Print all the entries verbatim.
## BEGIN
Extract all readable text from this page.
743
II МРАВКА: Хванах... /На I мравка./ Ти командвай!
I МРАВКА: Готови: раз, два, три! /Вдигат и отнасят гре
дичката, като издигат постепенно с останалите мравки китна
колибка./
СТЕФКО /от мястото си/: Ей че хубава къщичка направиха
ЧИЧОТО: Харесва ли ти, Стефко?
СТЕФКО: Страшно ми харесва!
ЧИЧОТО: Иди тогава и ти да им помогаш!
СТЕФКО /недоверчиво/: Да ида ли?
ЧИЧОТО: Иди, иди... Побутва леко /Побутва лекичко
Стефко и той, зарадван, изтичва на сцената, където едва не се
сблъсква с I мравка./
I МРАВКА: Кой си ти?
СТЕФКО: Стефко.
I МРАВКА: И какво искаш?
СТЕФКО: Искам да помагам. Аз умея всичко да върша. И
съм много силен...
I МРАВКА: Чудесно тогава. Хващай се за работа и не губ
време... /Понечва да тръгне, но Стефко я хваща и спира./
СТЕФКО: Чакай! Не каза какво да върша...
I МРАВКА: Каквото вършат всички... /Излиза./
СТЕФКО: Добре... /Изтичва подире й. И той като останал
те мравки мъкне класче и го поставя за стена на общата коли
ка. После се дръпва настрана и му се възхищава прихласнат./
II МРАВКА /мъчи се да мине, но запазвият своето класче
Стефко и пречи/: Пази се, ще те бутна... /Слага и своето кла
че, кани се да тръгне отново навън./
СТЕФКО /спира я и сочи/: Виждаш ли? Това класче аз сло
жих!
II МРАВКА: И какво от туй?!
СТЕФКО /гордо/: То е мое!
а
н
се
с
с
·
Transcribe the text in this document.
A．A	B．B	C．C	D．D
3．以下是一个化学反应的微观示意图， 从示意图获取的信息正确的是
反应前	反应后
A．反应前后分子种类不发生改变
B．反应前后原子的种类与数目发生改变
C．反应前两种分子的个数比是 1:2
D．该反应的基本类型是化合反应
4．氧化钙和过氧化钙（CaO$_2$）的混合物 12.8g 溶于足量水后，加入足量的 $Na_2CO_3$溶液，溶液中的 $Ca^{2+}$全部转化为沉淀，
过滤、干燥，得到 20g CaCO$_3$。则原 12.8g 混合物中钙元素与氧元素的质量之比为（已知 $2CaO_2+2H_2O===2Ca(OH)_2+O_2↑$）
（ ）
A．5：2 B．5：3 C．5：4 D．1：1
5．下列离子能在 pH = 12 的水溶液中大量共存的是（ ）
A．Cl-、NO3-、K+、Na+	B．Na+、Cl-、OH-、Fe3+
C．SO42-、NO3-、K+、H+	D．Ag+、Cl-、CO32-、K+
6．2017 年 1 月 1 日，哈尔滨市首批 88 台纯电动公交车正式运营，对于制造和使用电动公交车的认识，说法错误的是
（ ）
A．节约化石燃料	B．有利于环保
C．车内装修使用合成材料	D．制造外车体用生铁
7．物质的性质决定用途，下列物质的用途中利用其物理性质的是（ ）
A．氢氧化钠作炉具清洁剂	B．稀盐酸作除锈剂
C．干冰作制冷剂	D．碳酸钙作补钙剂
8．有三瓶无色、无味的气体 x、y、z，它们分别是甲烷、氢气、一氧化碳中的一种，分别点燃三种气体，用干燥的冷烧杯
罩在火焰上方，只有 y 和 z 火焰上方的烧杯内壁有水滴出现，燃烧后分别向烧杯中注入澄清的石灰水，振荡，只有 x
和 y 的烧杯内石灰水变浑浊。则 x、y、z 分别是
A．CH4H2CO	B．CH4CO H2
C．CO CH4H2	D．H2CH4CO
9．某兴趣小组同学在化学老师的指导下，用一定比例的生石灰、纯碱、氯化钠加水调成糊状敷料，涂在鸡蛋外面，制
## END
- [EXERCISE OUTPUT]
Extract all readable text from this page.
743
II МРАВКА: Хванах... /На I мравка./ Ти командвай!
I МРАВКА: Готови: раз, два, три! /Вдигат и отнасят гре
дичката, като издигат постепенно с останалите мравки китна
колибка./
СТЕФКО /от мястото си/: Ей че хубава къщичка направиха
ЧИЧОТО: Харесва ли ти, Стефко?
СТЕФКО: Страшно ми харесва!
ЧИЧОТО: Иди тогава и ти да им помогаш!
СТЕФКО /недоверчиво/: Да ида ли?
ЧИЧОТО: Иди, иди... Побутва леко /Побутва лекичко
Стефко и той, зарадван, изтичва на сцената, където едва не се
сблъсква с I мравка./
I МРАВКА: Кой си ти?
СТЕФКО: Стефко.
I МРАВКА: И какво искаш?
СТЕФКО: Искам да помагам. Аз умея всичко да върша. И
съм много силен...
I МРАВКА: Чудесно тогава. Хващай се за работа и не губ
време... /Понечва да тръгне, но Стефко я хваща и спира./
СТЕФКО: Чакай! Не каза какво да върша...
I МРАВКА: Каквото вършат всички... /Излиза./
СТЕФКО: Добре... /Изтичва подире й. И той като останал
те мравки мъкне класче и го поставя за стена на общата коли
ка. После се дръпва настрана и му се възхищава прихласнат./
II МРАВКА /мъчи се да мине, но запазвият своето класче
Стефко и пречи/: Пази се, ще те бутна... /Слага и своето кла
че, кани се да тръгне отново навън./
СТЕФКО /спира я и сочи/: Виждаш ли? Това класче аз сло
жих!
II МРАВКА: И какво от туй?!
СТЕФКО /гордо/: То е мое!
а
н
се
с
с
·
Transcribe the text in this document.
A．A	B．B	C．C	D．D
3．以下是一个化学反应的微观示意图， 从示意图获取的信息正确的是
反应前	反应后
A．反应前后分子种类不发生改变
B．反应前后原子的种类与数目发生改变
C．反应前两种分子的个数比是 1:2
D．该反应的基本类型是化合反应
4．氧化钙和过氧化钙（CaO$_2$）的混合物 12.8g 溶于足量水后，加入足量的 $Na_2CO_3$溶液，溶液中的 $Ca^{2+}$全部转化为沉淀，
过滤、干燥，得到 20g CaCO$_3$。则原 12.8g 混合物中钙元素与氧元素的质量之比为（已知 $2CaO_2+2H_2O===2Ca(OH)_2+O_2↑$）
（ ）
A．5：2 B．5：3 C．5：4 D．1：1
5．下列离子能在 pH = 12 的水溶液中大量共存的是（ ）
A．Cl-、NO3-、K+、Na+	B．Na+、Cl-、OH-、Fe3+
C．SO42-、NO3-、K+、H+	D．Ag+、Cl-、CO32-、K+
6．2017 年 1 月 1 日，哈尔滨市首批 88 台纯电动公交车正式运营，对于制造和使用电动公交车的认识，说法错误的是
（ ）
A．节约化石燃料	B．有利于环保
C．车内装修使用合成材料	D．制造外车体用生铁
7．物质的性质决定用途，下列物质的用途中利用其物理性质的是（ ）
A．氢氧化钠作炉具清洁剂	B．稀盐酸作除锈剂
C．干冰作制冷剂	D．碳酸钙作补钙剂
8．有三瓶无色、无味的气体 x、y、z，它们分别是甲烷、氢气、一氧化碳中的一种，分别点燃三种气体，用干燥的冷烧杯
罩在火焰上方，只有 y 和 z 火焰上方的烧杯内壁有水滴出现，燃烧后分别向烧杯中注入澄清的石灰水，振荡，只有 x
和 y 的烧杯内石灰水变浑浊。则 x、y、z 分别是
A．CH4H2CO	B．CH4CO H2
C．CO CH4H2	D．H2CH4CO
9．某兴趣小组同学在化学老师的指导下，用一定比例的生石灰、纯碱、氯化钠加水调成糊状敷料，涂在鸡蛋外面，制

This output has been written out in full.